REQUEST A:
Summarize the wine inventory software thread in two sentences.

PAGE:
# Wine Inventory Software



## midvale (Jan 3, 2008)

Hi All,

Does anybody here have experience with wine inventory software? We don't have a huge wine collection, just a 30-bottle fridge and then a few boxes in the basement, but it would be nice to have some way of keeping track of what is where.

I'm looking for something that will track the inventory using barcodes so you can scan in bottles as you add and remove them. From what I've seen on Google searches, it doesn't look like any support UPC; you need to create your own barcode labels. If there is a database somewhere that links to Canadian wine UPCs, that would be great. It would also be nice to export the list to Excel so I can carry it around on my Palm.

Any info appreciated!

midvale


----------



## Macified (Sep 18, 2003)

There is Palm software for wine cellaring but I don't think it links back to any particular software on the PC/Mac.

I would try Bento and see what you can create for yourself. Won't have barcode support but that shouldn't be a killer in the long run.


----------



## johnnyspade (Aug 24, 2007)

Your timing is weird as someone else just asked me about this. With only 30 bottles a spreadsheet may even suffice. You can trial this as well: Wine Cellar


----------



## Benito (Nov 17, 2007)

I keep track of my wine, I have a 150 bottle cellar, on an Excel spreadsheet. Nothing fancy, but this way I can keep track of when bottles should be ready to drink.


----------



## limabean (Aug 1, 2003)

*versiontracker*

go to Mac OS X Software Updates and Mac OS X Downloads - VersionTracker (Mac OS X) and do a search using the word "wine", there are pleanty of options there.


----------



## Lichen Software (Jul 23, 2004)

*Hand held USB bar code scanners*



midvale said:


> I'm looking for something that will track the inventory using barcodes so you can scan in bottles as you add and remove them. From what I've seen on Google searches, it doesn't look like any support UPC; you need to create your own barcode labels. If there is a database somewhere that links to Canadian wine UPCs, that would be great. It would also be nice to export the list to Excel so I can carry it around on my Palm.

REQUEST B:
Turn the rows into a numbered list, starting at the line containing "- option-on-label: ON: [235, 126, 268, 151]" and ending at the line containing "Find all labels, buttons, inputs, and", with both of those lines included and blank lines left out.

LISTED ENTRIES:
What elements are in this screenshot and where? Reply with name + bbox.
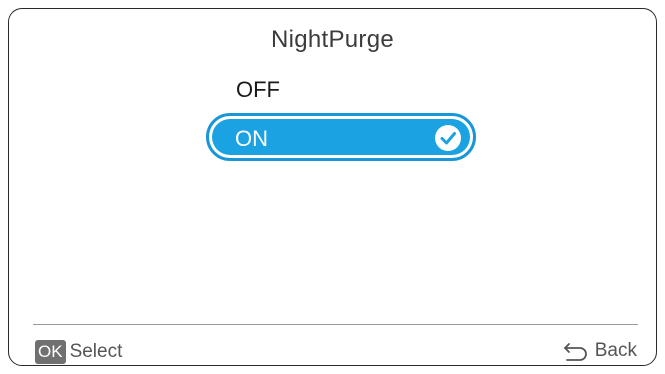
- option-on-label: ON: [235, 126, 268, 151]
- footer-select-hint[interactable]: OK Select: [35, 340, 122, 364]
- footer-back-hint[interactable]: Back: [563, 340, 637, 362]
- option-on-selected[interactable]: ON: [206, 113, 476, 161]
- back-arrow-icon: [563, 343, 587, 361]
- option-on-highlight: ON: [212, 119, 470, 155]
- footer-divider: [33, 324, 638, 325]
- check-circle-icon: [435, 125, 461, 151]
- option-off[interactable]: OFF: [236, 77, 280, 103]
- settings-screen: NightPurge OFF ON OK Select Back: [8, 8, 657, 366]
- ok-key-badge: OK: [35, 340, 66, 364]
- select-label: Select: [69, 341, 123, 362]
- back-label: Back: [594, 340, 637, 361]
- page-title: NightPurge: [270, 26, 395, 53]
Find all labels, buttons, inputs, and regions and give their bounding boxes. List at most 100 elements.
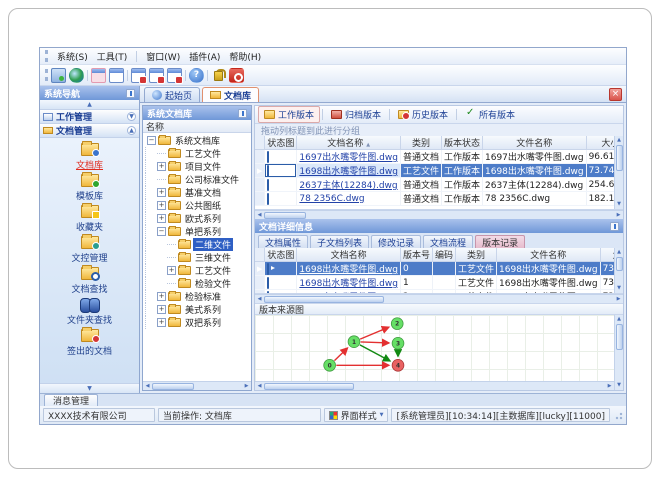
menu-item[interactable]: 帮助(H)	[229, 50, 261, 63]
scroll-up-icon[interactable]: ▲	[615, 248, 624, 257]
tree-node[interactable]: + 项目文件	[143, 160, 251, 173]
expand-icon[interactable]: +	[157, 318, 166, 327]
table-row[interactable]: 78 2356C.dwg普通文档工作版本78 2356C.dwg182.15KB…	[255, 191, 614, 206]
sidebar-group-documents[interactable]: 文档管理 ▲	[40, 124, 139, 138]
monitor-icon[interactable]	[51, 67, 66, 83]
tree-node[interactable]: + 工艺文件	[143, 264, 251, 277]
export-window-icon[interactable]	[131, 67, 147, 84]
column-header[interactable]: 大小	[600, 248, 614, 262]
tree-node[interactable]: 公司标准文件	[143, 173, 251, 186]
details-tab-版本记录[interactable]: 版本记录	[475, 235, 526, 249]
version-filter-button[interactable]: 工作版本	[258, 106, 321, 123]
tree-node[interactable]: − 单把系列	[143, 225, 251, 238]
pin-icon[interactable]	[610, 221, 619, 231]
column-header[interactable]: 文档名称 ▲	[296, 136, 401, 150]
expand-icon[interactable]: +	[157, 201, 166, 210]
graph-vertical-scrollbar[interactable]: ▲ ▼	[614, 315, 623, 390]
sidebar-item-签出的文档[interactable]: 签出的文档	[40, 327, 139, 357]
sidebar-item-文档库[interactable]: 文档库	[40, 141, 139, 171]
tree-node[interactable]: + 双把系列	[143, 316, 251, 329]
globe-icon[interactable]	[69, 67, 84, 83]
cascade-window-icon[interactable]	[109, 67, 124, 83]
expand-icon[interactable]: +	[167, 266, 176, 275]
ui-style-picker[interactable]: 界面样式 ▼	[323, 408, 389, 422]
tree-horizontal-scrollbar[interactable]: ◀ ▶	[143, 381, 251, 390]
details-tab-修改记录[interactable]: 修改记录	[371, 235, 422, 249]
scroll-up-icon[interactable]: ▲	[615, 136, 624, 145]
table-row[interactable]: ▶1698出水嘴零件图.dwg0工艺文件1698出水嘴零件图.dwg73.00K…	[255, 261, 614, 276]
tree-node[interactable]: 三维文件	[143, 251, 251, 264]
sidebar-group-work[interactable]: 工作管理 ▼	[40, 110, 139, 124]
close-tab-icon[interactable]: ×	[609, 88, 622, 101]
column-header[interactable]: 类别	[400, 136, 442, 150]
collapse-icon[interactable]: −	[147, 136, 156, 145]
tree-node[interactable]: + 美式系列	[143, 303, 251, 316]
scroll-thumb[interactable]	[615, 145, 623, 171]
tree-node[interactable]: 二维文件	[143, 238, 251, 251]
expand-icon[interactable]: +	[157, 305, 166, 314]
refresh-window-icon[interactable]	[149, 67, 165, 84]
document-name-link[interactable]: 2637主体(12284).dwg	[299, 181, 397, 191]
document-name-link[interactable]: 78 2356C.dwg	[299, 194, 364, 204]
expand-icon[interactable]: +	[157, 162, 166, 171]
details-tab-文档流程[interactable]: 文档流程	[423, 235, 474, 249]
tree-node[interactable]: + 检验标准	[143, 290, 251, 303]
table-row[interactable]: 1698出水嘴零件图.dwg2工艺文件1698出水嘴零件图.dwg73.00KB…	[255, 289, 614, 293]
column-header[interactable]: 类别	[455, 248, 498, 262]
expand-icon[interactable]: +	[157, 188, 166, 197]
column-header[interactable]: 版本号	[400, 248, 433, 262]
scroll-right-icon[interactable]: ▶	[242, 382, 251, 391]
tree-node[interactable]: 工艺文件	[143, 147, 251, 160]
tree-node[interactable]: + 欧式系列	[143, 212, 251, 225]
tree-node[interactable]: + 基准文档	[143, 186, 251, 199]
close-window-icon[interactable]	[167, 67, 183, 84]
scroll-up-icon[interactable]: ▲	[615, 315, 624, 324]
details-tab-子文档列表[interactable]: 子文档列表	[310, 235, 370, 249]
table-horizontal-scrollbar[interactable]: ◀ ▶	[255, 294, 623, 303]
column-header[interactable]: 编码	[432, 248, 457, 262]
expand-icon[interactable]: +	[157, 292, 166, 301]
column-header[interactable]: 文件名称	[496, 248, 601, 262]
version-filter-button[interactable]: 所有版本	[459, 106, 521, 123]
scroll-thumb[interactable]	[264, 211, 306, 219]
scroll-thumb[interactable]	[264, 295, 384, 303]
scroll-down-icon[interactable]: ▼	[615, 200, 624, 209]
tree-node[interactable]: 检验文件	[143, 277, 251, 290]
resize-grip[interactable]	[613, 410, 623, 420]
menu-item[interactable]: 工具(T)	[97, 50, 128, 63]
details-tab-文档属性[interactable]: 文档属性	[258, 235, 309, 249]
table-vertical-scrollbar[interactable]: ▲ ▼	[614, 248, 623, 293]
scroll-thumb[interactable]	[152, 382, 194, 390]
pin-icon[interactable]	[238, 108, 247, 118]
new-window-icon[interactable]	[91, 67, 106, 83]
scroll-left-icon[interactable]: ◀	[255, 382, 264, 391]
sidebar-item-文档查找[interactable]: 文档查找	[40, 265, 139, 295]
collapse-icon[interactable]: −	[157, 227, 166, 236]
document-name-link[interactable]: 1698出水嘴零件图.dwg	[299, 167, 398, 177]
document-name-link[interactable]: 1697出水嘴零件图.dwg	[299, 153, 398, 163]
menu-item[interactable]: 窗口(W)	[146, 50, 180, 63]
column-header[interactable]: 大小	[586, 136, 614, 150]
table-row[interactable]: ▶ 1698出水嘴零件图.dwg 工艺文件 工作版本 1698出水嘴零件图.dwg 73.…	[255, 163, 614, 178]
tree-node[interactable]: − 系统文档库	[143, 134, 251, 147]
power-icon[interactable]	[229, 67, 244, 83]
table-horizontal-scrollbar[interactable]: ◀ ▶	[255, 210, 623, 219]
table-row[interactable]: 2637主体(12284).dwg 普通文档 工作版本 2637主体(12284).d…	[255, 177, 614, 192]
document-name-link[interactable]: 1698出水嘴零件图.dwg	[299, 265, 398, 275]
sidebar-item-文件夹查找[interactable]: 文件夹查找	[40, 298, 139, 326]
scroll-thumb[interactable]	[615, 257, 623, 271]
column-header[interactable]: 文件名称	[482, 136, 587, 150]
pin-icon[interactable]	[126, 88, 135, 98]
column-header[interactable]: 版本状态	[441, 136, 484, 150]
column-header[interactable]: 文档名称	[296, 248, 401, 262]
scroll-right-icon[interactable]: ▶	[605, 382, 614, 391]
version-filter-button[interactable]: 归档版本	[325, 106, 387, 123]
tree-node[interactable]: + 公共图纸	[143, 199, 251, 212]
tab-文档库[interactable]: 文档库	[202, 87, 260, 102]
scroll-thumb[interactable]	[615, 324, 623, 350]
document-name-link[interactable]: 1698出水嘴零件图.dwg	[299, 279, 398, 289]
table-row[interactable]: 1698出水嘴零件图.dwg1工艺文件1698出水嘴零件图.dwg73.00KB…	[255, 275, 614, 290]
table-vertical-scrollbar[interactable]: ▲ ▼	[614, 136, 623, 209]
sidebar-scroll-up[interactable]: ▲	[40, 100, 139, 110]
graph-horizontal-scrollbar[interactable]: ◀ ▶	[255, 381, 614, 390]
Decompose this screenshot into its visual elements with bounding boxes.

TASK ANSWER A:
A forum member with a 30-bottle fridge and a few boxes in the basement asks about wine inventory software that tracks bottles by barcode, would ideally use Canadian wine UPCs, and can export the list to Excel for a Palm. Replies suggest building something in Bento, keeping an Excel spreadsheet as one member does for a 150-bottle cellar, trying Wine Cellar, or searching VersionTracker for "wine", and one reply is headed "Hand held USB bar code scanners."

TASK ANSWER B:
1. - option-on-label: ON: [235, 126, 268, 151]
2. - footer-select-hint[interactable]: OK Select: [35, 340, 122, 364]
3. - footer-back-hint[interactable]: Back: [563, 340, 637, 362]
4. - option-on-selected[interactable]: ON: [206, 113, 476, 161]
5. - back-arrow-icon: [563, 343, 587, 361]
6. - option-on-highlight: ON: [212, 119, 470, 155]
7. - footer-divider: [33, 324, 638, 325]
8. - check-circle-icon: [435, 125, 461, 151]
9. - option-off[interactable]: OFF: [236, 77, 280, 103]
10. - settings-screen: NightPurge OFF ON OK Select Back: [8, 8, 657, 366]
11. - ok-key-badge: OK: [35, 340, 66, 364]
12. - select-label: Select: [69, 341, 123, 362]
13. - back-label: Back: [594, 340, 637, 361]
14. - page-title: NightPurge: [270, 26, 395, 53]
15. Find all labels, buttons, inputs, and regions and give their bounding boxes. List at most 100 elements.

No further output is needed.